* EXERCISE INSTRUCTIONS *
Collect all lines below with the string "page".

Collected data

## start

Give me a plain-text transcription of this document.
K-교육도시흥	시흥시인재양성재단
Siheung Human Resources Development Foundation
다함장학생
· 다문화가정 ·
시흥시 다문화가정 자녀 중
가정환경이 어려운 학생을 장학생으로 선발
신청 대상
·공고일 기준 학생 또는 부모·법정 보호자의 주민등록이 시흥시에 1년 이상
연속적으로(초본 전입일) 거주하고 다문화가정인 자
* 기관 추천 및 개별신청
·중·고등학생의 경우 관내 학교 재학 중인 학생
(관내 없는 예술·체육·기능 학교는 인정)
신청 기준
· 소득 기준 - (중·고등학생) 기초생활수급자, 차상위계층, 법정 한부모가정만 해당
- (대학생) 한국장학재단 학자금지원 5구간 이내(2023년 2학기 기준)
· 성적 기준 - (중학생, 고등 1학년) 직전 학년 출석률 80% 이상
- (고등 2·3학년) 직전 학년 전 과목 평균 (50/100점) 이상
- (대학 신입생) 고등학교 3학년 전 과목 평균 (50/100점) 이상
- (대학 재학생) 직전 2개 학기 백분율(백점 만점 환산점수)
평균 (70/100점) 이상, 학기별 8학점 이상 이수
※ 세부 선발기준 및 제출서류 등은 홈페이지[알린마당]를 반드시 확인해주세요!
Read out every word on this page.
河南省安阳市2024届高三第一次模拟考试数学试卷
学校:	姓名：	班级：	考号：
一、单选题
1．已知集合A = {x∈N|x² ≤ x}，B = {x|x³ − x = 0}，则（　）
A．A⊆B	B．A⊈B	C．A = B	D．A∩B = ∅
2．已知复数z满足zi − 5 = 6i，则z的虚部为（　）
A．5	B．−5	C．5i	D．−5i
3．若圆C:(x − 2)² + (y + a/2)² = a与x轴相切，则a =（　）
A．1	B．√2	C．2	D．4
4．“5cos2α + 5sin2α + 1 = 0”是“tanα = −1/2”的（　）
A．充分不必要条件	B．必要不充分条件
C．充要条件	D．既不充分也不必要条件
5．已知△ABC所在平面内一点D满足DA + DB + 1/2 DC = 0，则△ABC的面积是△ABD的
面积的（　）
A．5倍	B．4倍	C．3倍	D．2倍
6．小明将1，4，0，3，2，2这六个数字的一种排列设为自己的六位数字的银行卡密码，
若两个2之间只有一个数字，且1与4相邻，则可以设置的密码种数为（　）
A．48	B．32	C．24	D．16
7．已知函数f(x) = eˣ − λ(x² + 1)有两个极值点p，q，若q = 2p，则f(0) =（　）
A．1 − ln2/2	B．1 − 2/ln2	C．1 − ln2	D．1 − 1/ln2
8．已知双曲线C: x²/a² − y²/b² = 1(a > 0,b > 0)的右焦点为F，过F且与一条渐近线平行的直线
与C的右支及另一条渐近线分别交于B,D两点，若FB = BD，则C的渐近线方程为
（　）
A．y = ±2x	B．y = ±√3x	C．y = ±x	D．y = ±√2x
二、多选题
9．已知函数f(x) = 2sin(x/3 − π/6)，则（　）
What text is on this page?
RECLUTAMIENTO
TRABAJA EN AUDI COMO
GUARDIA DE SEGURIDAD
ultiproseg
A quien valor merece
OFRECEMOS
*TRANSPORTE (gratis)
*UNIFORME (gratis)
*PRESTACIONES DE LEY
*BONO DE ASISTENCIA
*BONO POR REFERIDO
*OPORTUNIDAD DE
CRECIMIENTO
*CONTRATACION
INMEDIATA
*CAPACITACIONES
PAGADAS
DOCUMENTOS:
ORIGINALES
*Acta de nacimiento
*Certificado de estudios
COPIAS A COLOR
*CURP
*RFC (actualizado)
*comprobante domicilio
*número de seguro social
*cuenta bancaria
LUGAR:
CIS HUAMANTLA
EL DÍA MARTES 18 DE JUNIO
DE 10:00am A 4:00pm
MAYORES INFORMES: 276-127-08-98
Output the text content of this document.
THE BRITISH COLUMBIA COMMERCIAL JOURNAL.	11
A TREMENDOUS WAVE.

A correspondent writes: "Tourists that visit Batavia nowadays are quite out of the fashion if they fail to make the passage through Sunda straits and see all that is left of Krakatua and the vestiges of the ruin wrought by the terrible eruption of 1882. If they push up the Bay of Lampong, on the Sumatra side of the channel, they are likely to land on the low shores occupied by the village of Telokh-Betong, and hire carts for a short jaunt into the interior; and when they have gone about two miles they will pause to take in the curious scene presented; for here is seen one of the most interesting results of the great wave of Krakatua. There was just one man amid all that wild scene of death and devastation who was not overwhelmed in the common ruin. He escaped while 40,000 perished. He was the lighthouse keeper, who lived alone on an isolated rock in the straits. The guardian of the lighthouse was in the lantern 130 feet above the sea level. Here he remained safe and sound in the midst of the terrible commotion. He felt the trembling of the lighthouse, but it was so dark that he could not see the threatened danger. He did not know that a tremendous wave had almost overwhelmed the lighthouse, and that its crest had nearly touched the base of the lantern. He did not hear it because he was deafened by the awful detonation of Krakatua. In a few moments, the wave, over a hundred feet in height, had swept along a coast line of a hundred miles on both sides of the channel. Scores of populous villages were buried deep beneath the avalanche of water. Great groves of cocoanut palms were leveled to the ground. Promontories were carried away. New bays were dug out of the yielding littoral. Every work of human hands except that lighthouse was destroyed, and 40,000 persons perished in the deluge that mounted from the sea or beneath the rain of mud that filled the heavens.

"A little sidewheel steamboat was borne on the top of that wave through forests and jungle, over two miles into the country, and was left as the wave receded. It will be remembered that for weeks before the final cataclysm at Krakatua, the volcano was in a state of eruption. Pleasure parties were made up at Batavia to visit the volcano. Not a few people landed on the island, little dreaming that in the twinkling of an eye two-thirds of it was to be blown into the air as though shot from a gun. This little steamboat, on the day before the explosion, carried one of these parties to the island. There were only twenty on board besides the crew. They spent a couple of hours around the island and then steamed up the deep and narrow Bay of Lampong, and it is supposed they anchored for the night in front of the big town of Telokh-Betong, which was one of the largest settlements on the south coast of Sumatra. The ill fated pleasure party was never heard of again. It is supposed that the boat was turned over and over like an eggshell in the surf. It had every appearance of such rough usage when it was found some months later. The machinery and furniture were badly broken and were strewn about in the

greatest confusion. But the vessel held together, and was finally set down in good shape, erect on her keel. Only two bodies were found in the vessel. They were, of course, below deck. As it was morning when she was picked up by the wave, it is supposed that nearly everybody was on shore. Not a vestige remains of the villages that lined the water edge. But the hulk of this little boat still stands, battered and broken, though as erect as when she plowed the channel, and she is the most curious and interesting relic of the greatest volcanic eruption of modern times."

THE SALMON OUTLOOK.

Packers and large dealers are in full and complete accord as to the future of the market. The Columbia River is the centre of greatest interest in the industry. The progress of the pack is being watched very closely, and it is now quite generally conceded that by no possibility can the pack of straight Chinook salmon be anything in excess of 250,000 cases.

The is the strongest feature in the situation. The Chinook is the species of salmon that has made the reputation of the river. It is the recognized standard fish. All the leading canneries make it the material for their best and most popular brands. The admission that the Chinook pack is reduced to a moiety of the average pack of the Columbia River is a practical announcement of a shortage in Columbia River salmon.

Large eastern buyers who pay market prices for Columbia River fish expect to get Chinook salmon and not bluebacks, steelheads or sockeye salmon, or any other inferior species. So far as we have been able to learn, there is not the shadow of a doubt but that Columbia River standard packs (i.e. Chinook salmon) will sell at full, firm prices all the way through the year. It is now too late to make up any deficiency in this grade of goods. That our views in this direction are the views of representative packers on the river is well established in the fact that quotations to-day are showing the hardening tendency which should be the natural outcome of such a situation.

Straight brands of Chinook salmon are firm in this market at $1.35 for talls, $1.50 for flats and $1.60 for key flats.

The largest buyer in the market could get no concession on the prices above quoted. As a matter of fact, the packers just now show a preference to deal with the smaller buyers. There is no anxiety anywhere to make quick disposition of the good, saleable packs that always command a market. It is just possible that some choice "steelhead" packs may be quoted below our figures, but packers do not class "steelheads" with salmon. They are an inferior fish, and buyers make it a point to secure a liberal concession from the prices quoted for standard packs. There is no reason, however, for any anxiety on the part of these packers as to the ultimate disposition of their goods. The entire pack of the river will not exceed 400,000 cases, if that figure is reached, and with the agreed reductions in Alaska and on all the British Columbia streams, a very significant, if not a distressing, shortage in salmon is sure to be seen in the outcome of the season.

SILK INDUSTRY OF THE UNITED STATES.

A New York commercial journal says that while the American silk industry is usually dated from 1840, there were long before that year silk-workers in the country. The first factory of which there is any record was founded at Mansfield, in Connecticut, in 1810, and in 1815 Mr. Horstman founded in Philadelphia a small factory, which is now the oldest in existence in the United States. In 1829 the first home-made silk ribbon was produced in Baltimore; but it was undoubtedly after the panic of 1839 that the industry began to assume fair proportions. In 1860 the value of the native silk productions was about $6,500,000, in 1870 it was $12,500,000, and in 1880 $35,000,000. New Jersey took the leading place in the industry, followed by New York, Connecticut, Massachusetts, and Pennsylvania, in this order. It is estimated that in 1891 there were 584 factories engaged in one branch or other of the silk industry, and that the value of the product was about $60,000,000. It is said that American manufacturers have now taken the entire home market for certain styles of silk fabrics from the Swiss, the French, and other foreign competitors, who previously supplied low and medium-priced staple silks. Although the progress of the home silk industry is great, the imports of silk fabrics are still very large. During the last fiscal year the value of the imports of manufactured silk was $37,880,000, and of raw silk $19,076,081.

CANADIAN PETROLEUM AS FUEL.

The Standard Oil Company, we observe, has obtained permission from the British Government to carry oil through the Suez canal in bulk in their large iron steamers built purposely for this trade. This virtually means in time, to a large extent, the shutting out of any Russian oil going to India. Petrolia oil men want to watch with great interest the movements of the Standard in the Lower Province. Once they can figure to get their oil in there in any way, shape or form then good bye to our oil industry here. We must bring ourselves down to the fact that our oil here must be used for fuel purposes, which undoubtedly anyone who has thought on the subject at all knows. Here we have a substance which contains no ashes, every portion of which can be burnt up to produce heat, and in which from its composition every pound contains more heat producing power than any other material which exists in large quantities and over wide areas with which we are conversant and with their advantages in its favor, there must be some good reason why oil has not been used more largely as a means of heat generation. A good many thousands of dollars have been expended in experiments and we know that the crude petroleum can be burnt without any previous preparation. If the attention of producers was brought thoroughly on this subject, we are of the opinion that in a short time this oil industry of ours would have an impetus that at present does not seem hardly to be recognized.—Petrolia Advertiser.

## end

* REPLY TO THE TASK *
Read out every word on this page.
What text is on this page?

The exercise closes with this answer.